How to Find the Actual Path Found by Bfs

How to trace the path in a Breadth-First Search?

You should have look at http://en.wikipedia.org/wiki/Breadth-first_search first.

Below is a quick implementation, in which I used a list of list to represent the queue of paths.

# graph is in adjacent list representation
graph = {
        '1': ['2', '3', '4'],
        '2': ['5', '6'],
        '5': ['9', '10'],
        '4': ['7', '8'],
        '7': ['11', '12']
        }

def bfs(graph, start, end):
    # maintain a queue of paths
    queue = []
    # push the first path into the queue
    queue.append([start])
    while queue:
        # get the first path from the queue
        path = queue.pop(0)
        # get the last node from the path
        node = path[-1]
        # path found
        if node == end:
            return path
        # enumerate all adjacent nodes, construct a 
        # new path and push it into the queue
        for adjacent in graph.get(node, []):
            new_path = list(path)
            new_path.append(adjacent)
            queue.append(new_path)

print bfs(graph, '1', '11')

This prints: ['1', '4', '7', '11']

Another approach would be maintaining a mapping from each node to its parent, and when inspecting the adjacent node, record its parent. When the search is done, simply backtrace according the parent mapping.

graph = {
        '1': ['2', '3', '4'],
        '2': ['5', '6'],
        '5': ['9', '10'],
        '4': ['7', '8'],
        '7': ['11', '12']
        }

def backtrace(parent, start, end):
    path = [end]
    while path[-1] != start:
        path.append(parent[path[-1]])
    path.reverse()
    return path
        

def bfs(graph, start, end):
    parent = {}
    queue = []
    queue.append(start)
    while queue:
        node = queue.pop(0)
        if node == end:
            return backtrace(parent, start, end)
        for adjacent in graph.get(node, []):
            if node not in queue :
                parent[adjacent] = node # <<<<< record its parent 
                queue.append(adjacent)

print bfs(graph, '1', '11')

The above codes are based on the assumption that there's no cycles.

How can I find the actual path found by BFS?

To do so, you need to store a map:V->V (from vertices to vertices), which will map from each node v, the vertex u that "discovered" v.

You will populate this map during the iterations of BFS.

Later - you can reconstruct the path by simply going from the target node (in the map) up until you get back to the source, which will be your path (reversed, of course).

Note that this map can be implemented as an array if you enumerate the vertices.

How does a Breadth-First Search work when looking for Shortest Path?
########################################
> **Set task A**: In the records, rewrite the lines starting at the one containing "Where is each" and ending at the one containing "chevron-down-icon: ⌄ (99, 366, 109, 378)", changing "php-file-icon" to "php-icon" and keeping everything else the same. Leave the pictures out.
The text and the records have no connection to each other.

> **Input**:
########################################
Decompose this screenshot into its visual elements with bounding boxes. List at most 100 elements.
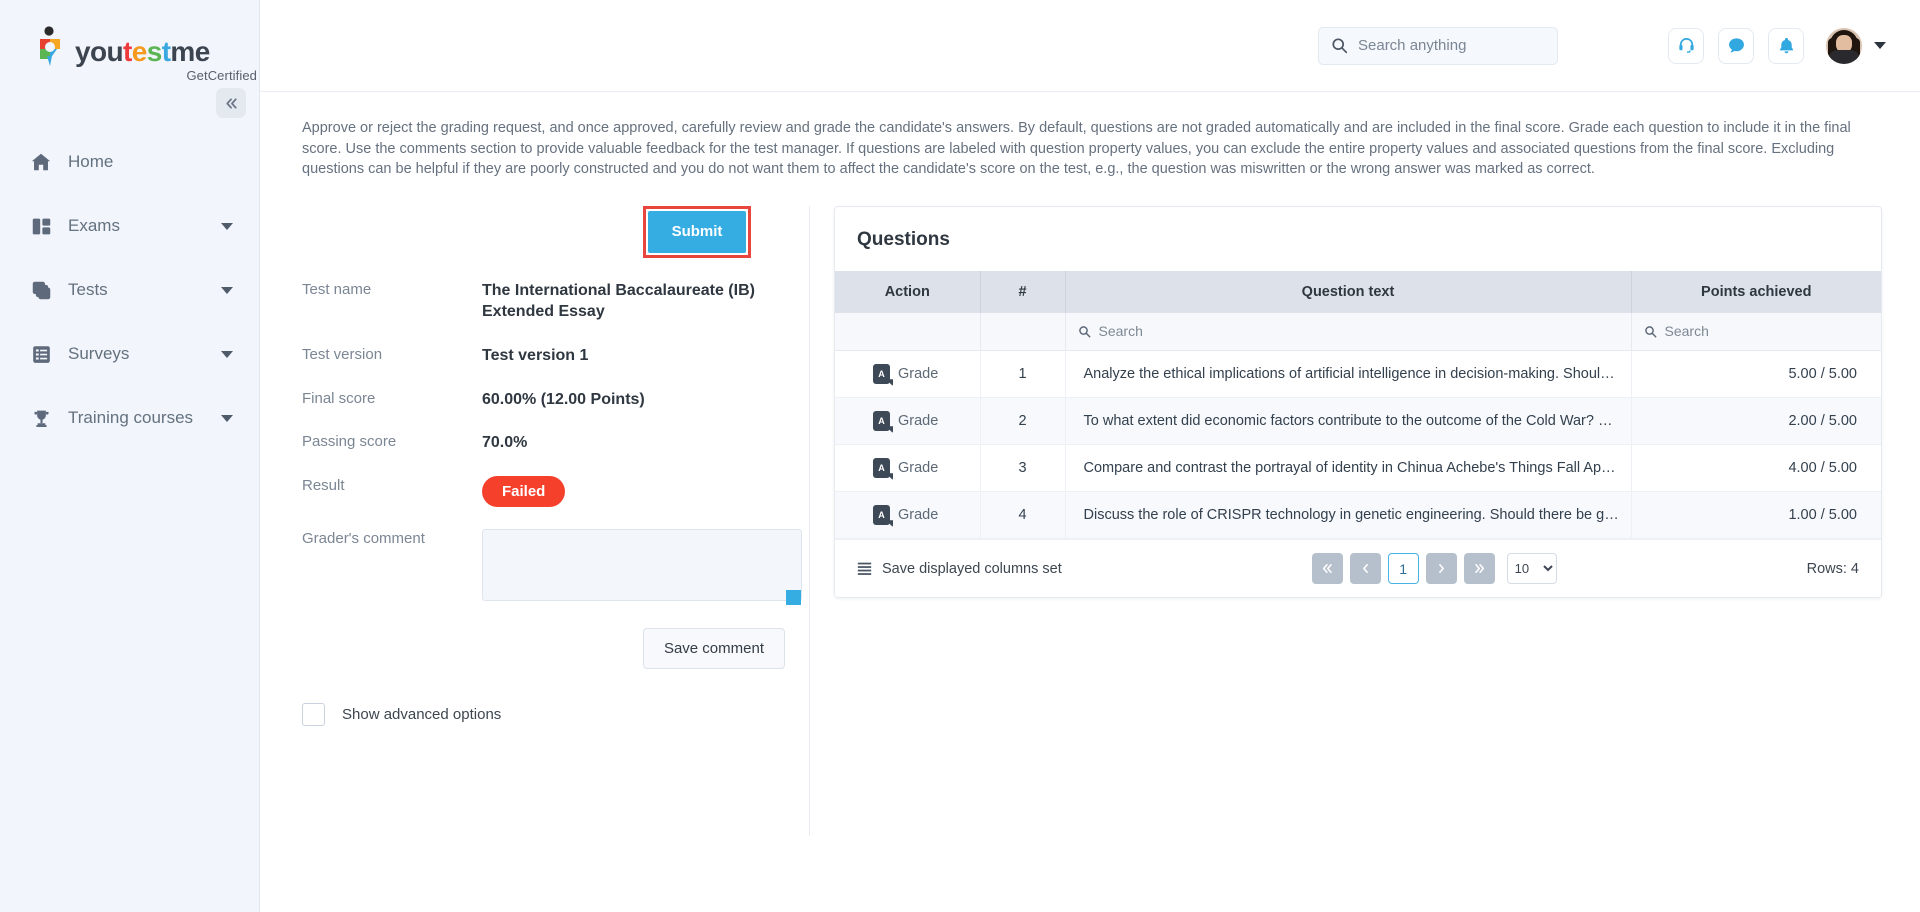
########################################
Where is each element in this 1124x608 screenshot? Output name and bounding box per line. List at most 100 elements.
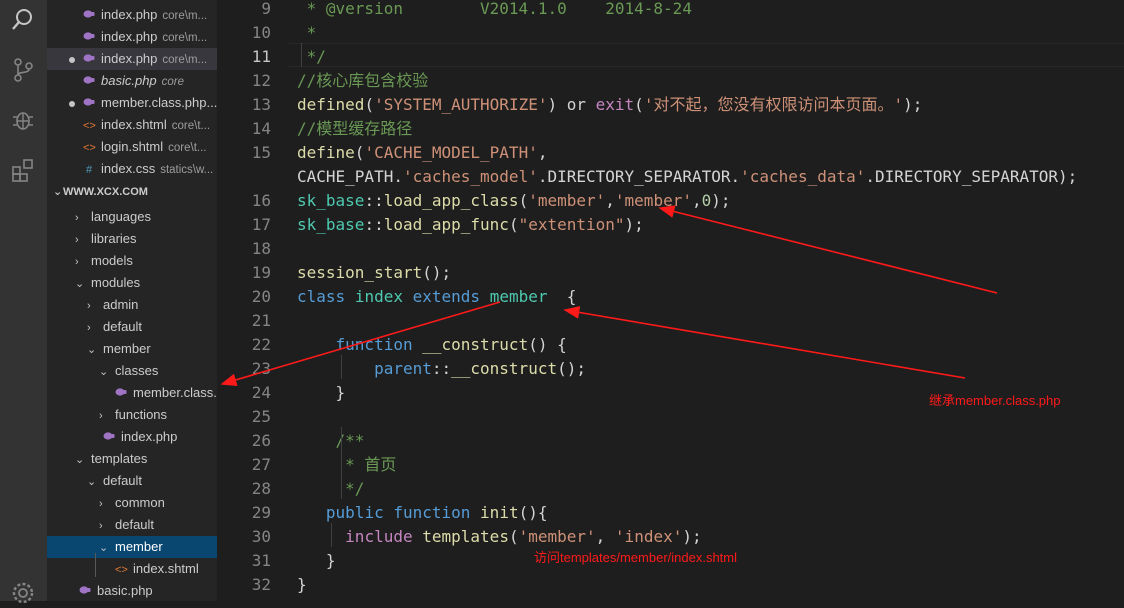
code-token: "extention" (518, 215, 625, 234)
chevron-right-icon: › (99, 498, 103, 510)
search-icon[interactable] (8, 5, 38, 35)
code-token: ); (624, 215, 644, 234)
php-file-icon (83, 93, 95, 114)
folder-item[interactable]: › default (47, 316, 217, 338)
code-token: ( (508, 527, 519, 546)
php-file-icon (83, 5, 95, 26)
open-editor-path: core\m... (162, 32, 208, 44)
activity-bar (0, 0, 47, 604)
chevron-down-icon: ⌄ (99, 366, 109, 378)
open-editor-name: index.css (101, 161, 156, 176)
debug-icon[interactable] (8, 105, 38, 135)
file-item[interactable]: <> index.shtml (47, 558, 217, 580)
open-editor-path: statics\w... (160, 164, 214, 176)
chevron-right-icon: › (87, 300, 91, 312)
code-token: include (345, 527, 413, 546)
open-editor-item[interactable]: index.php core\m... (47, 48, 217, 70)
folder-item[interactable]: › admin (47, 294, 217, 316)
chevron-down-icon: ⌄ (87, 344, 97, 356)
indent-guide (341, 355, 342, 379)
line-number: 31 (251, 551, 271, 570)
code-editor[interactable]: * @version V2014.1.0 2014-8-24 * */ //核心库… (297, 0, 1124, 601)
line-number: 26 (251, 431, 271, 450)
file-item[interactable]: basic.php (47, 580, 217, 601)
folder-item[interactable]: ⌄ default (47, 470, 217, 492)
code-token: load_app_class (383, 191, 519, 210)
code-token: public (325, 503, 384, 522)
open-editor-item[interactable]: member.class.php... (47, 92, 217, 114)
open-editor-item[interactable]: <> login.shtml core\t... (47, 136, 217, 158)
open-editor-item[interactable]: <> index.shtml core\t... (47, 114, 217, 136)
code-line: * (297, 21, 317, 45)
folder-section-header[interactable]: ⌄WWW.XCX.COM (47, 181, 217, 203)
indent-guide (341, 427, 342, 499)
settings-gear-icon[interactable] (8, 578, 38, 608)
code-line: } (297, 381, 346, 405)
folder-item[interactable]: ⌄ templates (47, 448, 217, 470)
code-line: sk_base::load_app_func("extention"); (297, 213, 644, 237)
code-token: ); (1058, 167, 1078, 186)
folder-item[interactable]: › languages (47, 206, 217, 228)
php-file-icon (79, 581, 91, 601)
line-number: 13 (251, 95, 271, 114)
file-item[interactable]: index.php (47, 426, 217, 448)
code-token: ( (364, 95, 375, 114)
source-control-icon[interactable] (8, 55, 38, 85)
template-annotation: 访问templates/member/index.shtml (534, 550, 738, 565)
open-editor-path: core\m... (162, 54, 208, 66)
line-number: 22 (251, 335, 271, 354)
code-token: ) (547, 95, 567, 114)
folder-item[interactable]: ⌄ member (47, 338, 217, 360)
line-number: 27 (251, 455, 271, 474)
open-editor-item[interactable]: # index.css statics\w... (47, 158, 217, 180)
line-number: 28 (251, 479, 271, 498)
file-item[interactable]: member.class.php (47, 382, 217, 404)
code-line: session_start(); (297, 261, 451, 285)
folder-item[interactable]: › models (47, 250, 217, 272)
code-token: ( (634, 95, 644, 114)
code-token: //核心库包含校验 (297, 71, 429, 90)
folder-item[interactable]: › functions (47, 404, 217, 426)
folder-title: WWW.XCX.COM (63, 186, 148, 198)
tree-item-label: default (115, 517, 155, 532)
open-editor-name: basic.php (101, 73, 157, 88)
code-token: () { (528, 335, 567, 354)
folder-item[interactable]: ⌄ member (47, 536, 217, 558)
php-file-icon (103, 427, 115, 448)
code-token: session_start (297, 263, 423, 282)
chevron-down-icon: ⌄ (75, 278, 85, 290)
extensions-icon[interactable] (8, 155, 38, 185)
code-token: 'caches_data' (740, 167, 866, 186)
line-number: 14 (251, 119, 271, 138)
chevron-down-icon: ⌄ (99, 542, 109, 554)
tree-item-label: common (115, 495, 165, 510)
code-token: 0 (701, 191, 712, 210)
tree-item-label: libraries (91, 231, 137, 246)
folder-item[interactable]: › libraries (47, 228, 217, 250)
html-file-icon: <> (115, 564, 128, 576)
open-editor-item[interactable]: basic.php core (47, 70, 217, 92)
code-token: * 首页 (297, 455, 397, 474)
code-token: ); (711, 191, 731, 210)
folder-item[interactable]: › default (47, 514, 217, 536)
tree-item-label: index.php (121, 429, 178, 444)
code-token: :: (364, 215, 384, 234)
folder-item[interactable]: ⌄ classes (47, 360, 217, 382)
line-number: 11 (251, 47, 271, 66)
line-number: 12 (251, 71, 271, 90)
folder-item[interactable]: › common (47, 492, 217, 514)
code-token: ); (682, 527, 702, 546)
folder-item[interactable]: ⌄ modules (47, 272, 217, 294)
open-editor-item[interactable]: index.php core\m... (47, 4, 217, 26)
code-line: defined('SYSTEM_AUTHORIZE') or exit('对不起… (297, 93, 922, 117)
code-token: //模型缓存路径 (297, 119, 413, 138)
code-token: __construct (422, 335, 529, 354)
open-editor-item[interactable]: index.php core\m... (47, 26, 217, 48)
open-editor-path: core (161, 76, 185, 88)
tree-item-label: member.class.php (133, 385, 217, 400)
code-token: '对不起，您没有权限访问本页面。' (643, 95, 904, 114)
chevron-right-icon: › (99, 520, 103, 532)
########################################
> **Set task B**: According to the text on tracing a BFS path, what does the first implementation print for the search from '1' to '11'?

> **Correct output A**:
Where is each element in this 1124x608 screenshot? Output name and bounding box per line. List at most 100 elements.
code-token: "extention" (518, 215, 625, 234)
chevron-right-icon: › (99, 498, 103, 510)
search-icon[interactable] (8, 5, 38, 35)
code-token: ); (624, 215, 644, 234)
php-icon (83, 93, 95, 114)
folder-item[interactable]: › default (47, 316, 217, 338)
code-token: ( (508, 527, 519, 546)
php-icon (83, 5, 95, 26)
open-editor-path: core\m... (162, 32, 208, 44)
activity-bar (0, 0, 47, 604)
chevron-down-icon: ⌄ (99, 366, 109, 378)

> **Correct output B**: ['1', '4', '7', '11']